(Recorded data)
-=-=-=-=-

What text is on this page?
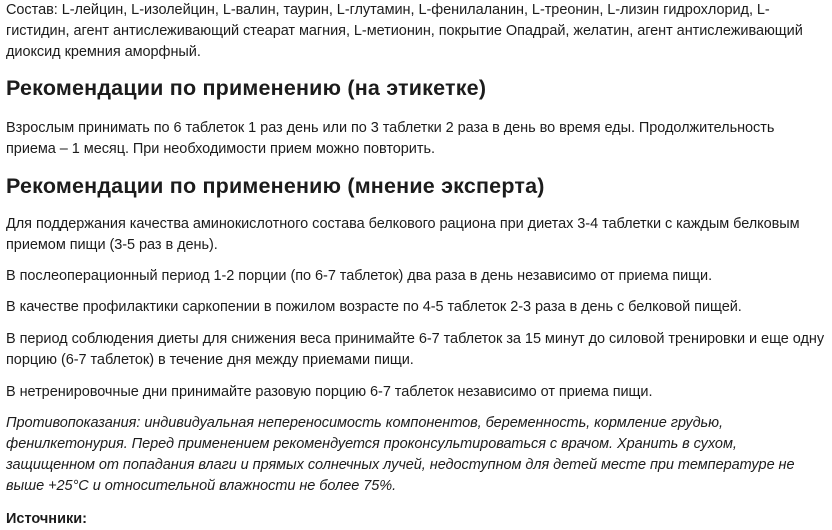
Состав: L-лейцин, L-изолейцин, L-валин, таурин, L-глутамин, L-фенилаланин, L-треонин, L-лизин гидрохлорид, L-гистидин, агент антислеживающий стеарат магния, L-метионин, покрытие Опадрай, желатин, агент антислеживающий диоксид кремния аморфный.

Рекомендации по применению (на этикетке)

Взрослым принимать по 6 таблеток 1 раз день или по 3 таблетки 2 раза в день во время еды. Продолжительность приема – 1 месяц. При необходимости прием можно повторить.

Рекомендации по применению (мнение эксперта)

Для поддержания качества аминокислотного состава белкового рациона при диетах 3-4 таблетки с каждым белковым приемом пищи (3-5 раз в день).

В послеоперационный период 1-2 порции (по 6-7 таблеток) два раза в день независимо от приема пищи.

В качестве профилактики саркопении в пожилом возрасте по 4-5 таблеток 2-3 раза в день с белковой пищей.

В период соблюдения диеты для снижения веса принимайте 6-7 таблеток за 15 минут до силовой тренировки и еще одну порцию (6-7 таблеток) в течение дня между приемами пищи.

В нетренировочные дни принимайте разовую порцию 6-7 таблеток независимо от приема пищи.

Противопоказания: индивидуальная непереносимость компонентов, беременность, кормление грудью, фенилкетонурия. Перед применением рекомендуется проконсультироваться с врачом. Хранить в сухом, защищенном от попадания влаги и прямых солнечных лучей, недоступном для детей месте при температуре не выше +25°С и относительной влажности не более 75%.

Источники:
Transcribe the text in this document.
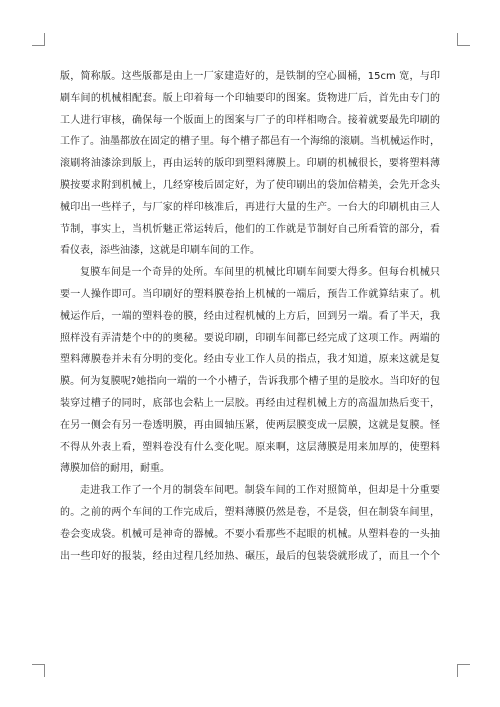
版，简称版。这些版都是由上一厂家建造好的，是铁制的空心圆桶，15cm 宽，与印
刷车间的机械相配套。版上印着每一个印轴要印的图案。货物进厂后，首先由专门的
工人进行审核，确保每一个版面上的图案与厂子的印样相吻合。接着就要最先印刷的
工作了。油墨都放在固定的槽子里。每个槽子都邑有一个海绵的滚刷。当机械运作时，
滚刷将油漆涂到版上，再由运转的版印到塑料薄膜上。印刷的机械很长，要将塑料薄
膜按要求附到机械上，几经穿梭后固定好，为了使印刷出的袋加倍精美，会先开念头
械印出一些样子，与厂家的样印核准后，再进行大量的生产。一台大的印刷机由三人
节制，事实上，当机忻魅正常运转后，他们的工作就是节制好自己所看管的部分，看
看仪表，添些油漆，这就是印刷车间的工作。

复膜车间是一个奇异的处所。车间里的机械比印刷车间要大得多。但每台机械只
要一人操作即可。当印刷好的塑料膜卷抬上机械的一端后，预告工作就算结束了。机
械运作后，一端的塑料卷的膜，经由过程机械的上方后，回到另一端。看了半天，我
照样没有弄清楚个中的的奥秘。要说印刷，印刷车间都已经完成了这项工作。两端的
塑料薄膜卷并未有分明的变化。经由专业工作人员的指点，我才知道，原来这就是复
膜。何为复膜呢?她指向一端的一个小槽子，告诉我那个槽子里的是胶水。当印好的包
装穿过槽子的同时，底部也会粘上一层胶。再经由过程机械上方的高温加热后变干，
在另一侧会有另一卷透明膜，再由圆轴压紧，使两层膜变成一层膜，这就是复膜。怪
不得从外表上看，塑料卷没有什么变化呢。原来啊，这层薄膜是用来加厚的，使塑料
薄膜加倍的耐用，耐重。

走进我工作了一个月的制袋车间吧。制袋车间的工作对照简单，但却是十分重要
的。之前的两个车间的工作完成后，塑料薄膜仍然是卷，不是袋，但在制袋车间里，
卷会变成袋。机械可是神奇的器械。不要小看那些不起眼的机械。从塑料卷的一头抽
出一些印好的报装，经由过程几经加热、碾压，最后的包装袋就形成了，而且一个个
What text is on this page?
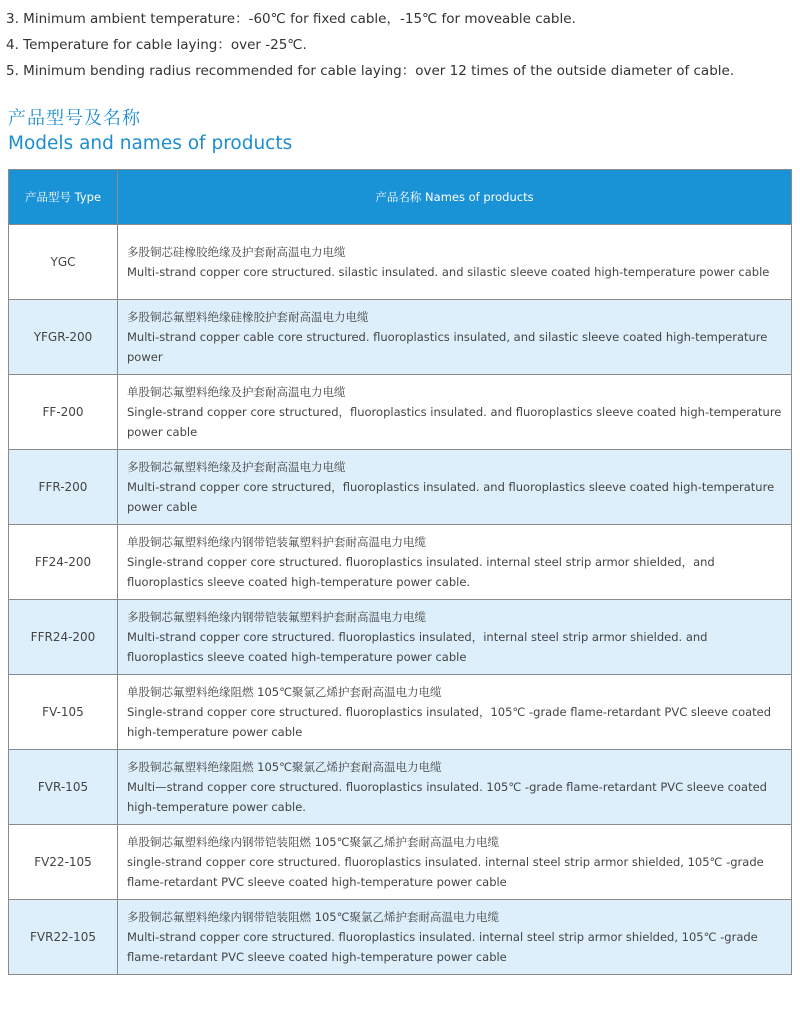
3. Minimum ambient temperature：-60℃ for fixed cable，-15℃ for moveable cable.
4. Temperature for cable laying：over -25℃.
5. Minimum bending radius recommended for cable laying：over 12 times of the outside diameter of cable.
产品型号及名称
Models and names of products
产品型号 Type	产品名称 Names of products
YGC	多股铜芯硅橡胶绝缘及护套耐高温电力电缆
Multi-strand copper core structured. silastic insulated. and silastic sleeve coated high-temperature power cable

YFGR-200	多股铜芯氟塑料绝缘硅橡胶护套耐高温电力电缆
Multi-strand copper cable core structured. fluoroplastics insulated, and silastic sleeve coated high-temperature power

FF-200	单股铜芯氟塑料绝缘及护套耐高温电力电缆
Single-strand copper core structured，fluoroplastics insulated. and fluoroplastics sleeve coated high-temperature power cable

FFR-200	多股铜芯氟塑料绝缘及护套耐高温电力电缆
Multi-strand copper core structured，fluoroplastics insulated. and fluoroplastics sleeve coated high-temperature power cable

FF24-200	单股铜芯氟塑料绝缘内钢带铠装氟塑料护套耐高温电力电缆
Single-strand copper core structured. fluoroplastics insulated. internal steel strip armor shielded，and fluoroplastics sleeve coated high-temperature power cable.

FFR24-200	多股铜芯氟塑料绝缘内钢带铠装氟塑料护套耐高温电力电缆
Multi-strand copper core structured. fluoroplastics insulated，internal steel strip armor shielded. and fluoroplastics sleeve coated high-temperature power cable

FV-105	单股铜芯氟塑料绝缘阻燃 105℃聚氯乙烯护套耐高温电力电缆
Single-strand copper core structured. fluoroplastics insulated，105℃ -grade flame-retardant PVC sleeve coated high-temperature power cable

FVR-105	多股铜芯氟塑料绝缘阻燃 105℃聚氯乙烯护套耐高温电力电缆
Multi—strand copper core structured. fluoroplastics insulated. 105℃ -grade flame-retardant PVC sleeve coated high-temperature power cable.

FV22-105	单股铜芯氟塑料绝缘内钢带铠装阻燃 105℃聚氯乙烯护套耐高温电力电缆
single-strand copper core structured. fluoroplastics insulated. internal steel strip armor shielded, 105℃ -grade flame-retardant PVC sleeve coated high-temperature power cable

FVR22-105	多股铜芯氟塑料绝缘内钢带铠装阻燃 105℃聚氯乙烯护套耐高温电力电缆
Multi-strand copper core structured. fluoroplastics insulated. internal steel strip armor shielded, 105℃ -grade flame-retardant PVC sleeve coated high-temperature power cable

-=-=-=-=-

▶ Problem requirements
Except for the pictures, copy every line of the records above exactly.

▶ Full answer
What text is on this page?
Состав: L-лейцин, L-изолейцин, L-валин, таурин, L-глутамин, L-фенилаланин, L-треонин, L-лизин гидрохлорид, L-гистидин, агент антислеживающий стеарат магния, L-метионин, покрытие Опадрай, желатин, агент антислеживающий диоксид кремния аморфный.

Рекомендации по применению (на этикетке)

Взрослым принимать по 6 таблеток 1 раз день или по 3 таблетки 2 раза в день во время еды. Продолжительность приема – 1 месяц. При необходимости прием можно повторить.

Рекомендации по применению (мнение эксперта)

Для поддержания качества аминокислотного состава белкового рациона при диетах 3-4 таблетки с каждым белковым приемом пищи (3-5 раз в день).

В послеоперационный период 1-2 порции (по 6-7 таблеток) два раза в день независимо от приема пищи.

В качестве профилактики саркопении в пожилом возрасте по 4-5 таблеток 2-3 раза в день с белковой пищей.

В период соблюдения диеты для снижения веса принимайте 6-7 таблеток за 15 минут до силовой тренировки и еще одну порцию (6-7 таблеток) в течение дня между приемами пищи.

В нетренировочные дни принимайте разовую порцию 6-7 таблеток независимо от приема пищи.

Противопоказания: индивидуальная непереносимость компонентов, беременность, кормление грудью, фенилкетонурия. Перед применением рекомендуется проконсультироваться с врачом. Хранить в сухом, защищенном от попадания влаги и прямых солнечных лучей, недоступном для детей месте при температуре не выше +25°С и относительной влажности не более 75%.

Источники:
Transcribe the text in this document.
版，简称版。这些版都是由上一厂家建造好的，是铁制的空心圆桶，15cm 宽，与印
刷车间的机械相配套。版上印着每一个印轴要印的图案。货物进厂后，首先由专门的
工人进行审核，确保每一个版面上的图案与厂子的印样相吻合。接着就要最先印刷的
工作了。油墨都放在固定的槽子里。每个槽子都邑有一个海绵的滚刷。当机械运作时，
滚刷将油漆涂到版上，再由运转的版印到塑料薄膜上。印刷的机械很长，要将塑料薄
膜按要求附到机械上，几经穿梭后固定好，为了使印刷出的袋加倍精美，会先开念头
械印出一些样子，与厂家的样印核准后，再进行大量的生产。一台大的印刷机由三人
节制，事实上，当机忻魅正常运转后，他们的工作就是节制好自己所看管的部分，看
看仪表，添些油漆，这就是印刷车间的工作。

复膜车间是一个奇异的处所。车间里的机械比印刷车间要大得多。但每台机械只
要一人操作即可。当印刷好的塑料膜卷抬上机械的一端后，预告工作就算结束了。机
械运作后，一端的塑料卷的膜，经由过程机械的上方后，回到另一端。看了半天，我
照样没有弄清楚个中的的奥秘。要说印刷，印刷车间都已经完成了这项工作。两端的
塑料薄膜卷并未有分明的变化。经由专业工作人员的指点，我才知道，原来这就是复
膜。何为复膜呢?她指向一端的一个小槽子，告诉我那个槽子里的是胶水。当印好的包
装穿过槽子的同时，底部也会粘上一层胶。再经由过程机械上方的高温加热后变干，
在另一侧会有另一卷透明膜，再由圆轴压紧，使两层膜变成一层膜，这就是复膜。怪
不得从外表上看，塑料卷没有什么变化呢。原来啊，这层薄膜是用来加厚的，使塑料
薄膜加倍的耐用，耐重。

走进我工作了一个月的制袋车间吧。制袋车间的工作对照简单，但却是十分重要
的。之前的两个车间的工作完成后，塑料薄膜仍然是卷，不是袋，但在制袋车间里，
卷会变成袋。机械可是神奇的器械。不要小看那些不起眼的机械。从塑料卷的一头抽
出一些印好的报装，经由过程几经加热、碾压，最后的包装袋就形成了，而且一个个
What text is on this page?
3. Minimum ambient temperature：-60℃ for fixed cable，-15℃ for moveable cable.
4. Temperature for cable laying：over -25℃.
5. Minimum bending radius recommended for cable laying：over 12 times of the outside diameter of cable.
产品型号及名称
Models and names of products
产品型号 Type	产品名称 Names of products
YGC	多股铜芯硅橡胶绝缘及护套耐高温电力电缆
Multi-strand copper core structured. silastic insulated. and silastic sleeve coated high-temperature power cable

YFGR-200	多股铜芯氟塑料绝缘硅橡胶护套耐高温电力电缆
Multi-strand copper cable core structured. fluoroplastics insulated, and silastic sleeve coated high-temperature power

FF-200	单股铜芯氟塑料绝缘及护套耐高温电力电缆
Single-strand copper core structured，fluoroplastics insulated. and fluoroplastics sleeve coated high-temperature power cable

FFR-200	多股铜芯氟塑料绝缘及护套耐高温电力电缆
Multi-strand copper core structured，fluoroplastics insulated. and fluoroplastics sleeve coated high-temperature power cable

FF24-200	单股铜芯氟塑料绝缘内钢带铠装氟塑料护套耐高温电力电缆
Single-strand copper core structured. fluoroplastics insulated. internal steel strip armor shielded，and fluoroplastics sleeve coated high-temperature power cable.

FFR24-200	多股铜芯氟塑料绝缘内钢带铠装氟塑料护套耐高温电力电缆
Multi-strand copper core structured. fluoroplastics insulated，internal steel strip armor shielded. and fluoroplastics sleeve coated high-temperature power cable

FV-105	单股铜芯氟塑料绝缘阻燃 105℃聚氯乙烯护套耐高温电力电缆
Single-strand copper core structured. fluoroplastics insulated，105℃ -grade flame-retardant PVC sleeve coated high-temperature power cable

FVR-105	多股铜芯氟塑料绝缘阻燃 105℃聚氯乙烯护套耐高温电力电缆
Multi—strand copper core structured. fluoroplastics insulated. 105℃ -grade flame-retardant PVC sleeve coated high-temperature power cable.

FV22-105	单股铜芯氟塑料绝缘内钢带铠装阻燃 105℃聚氯乙烯护套耐高温电力电缆
single-strand copper core structured. fluoroplastics insulated. internal steel strip armor shielded, 105℃ -grade flame-retardant PVC sleeve coated high-temperature power cable

FVR22-105	多股铜芯氟塑料绝缘内钢带铠装阻燃 105℃聚氯乙烯护套耐高温电力电缆
Multi-strand copper core structured. fluoroplastics insulated. internal steel strip armor shielded, 105℃ -grade flame-retardant PVC sleeve coated high-temperature power cable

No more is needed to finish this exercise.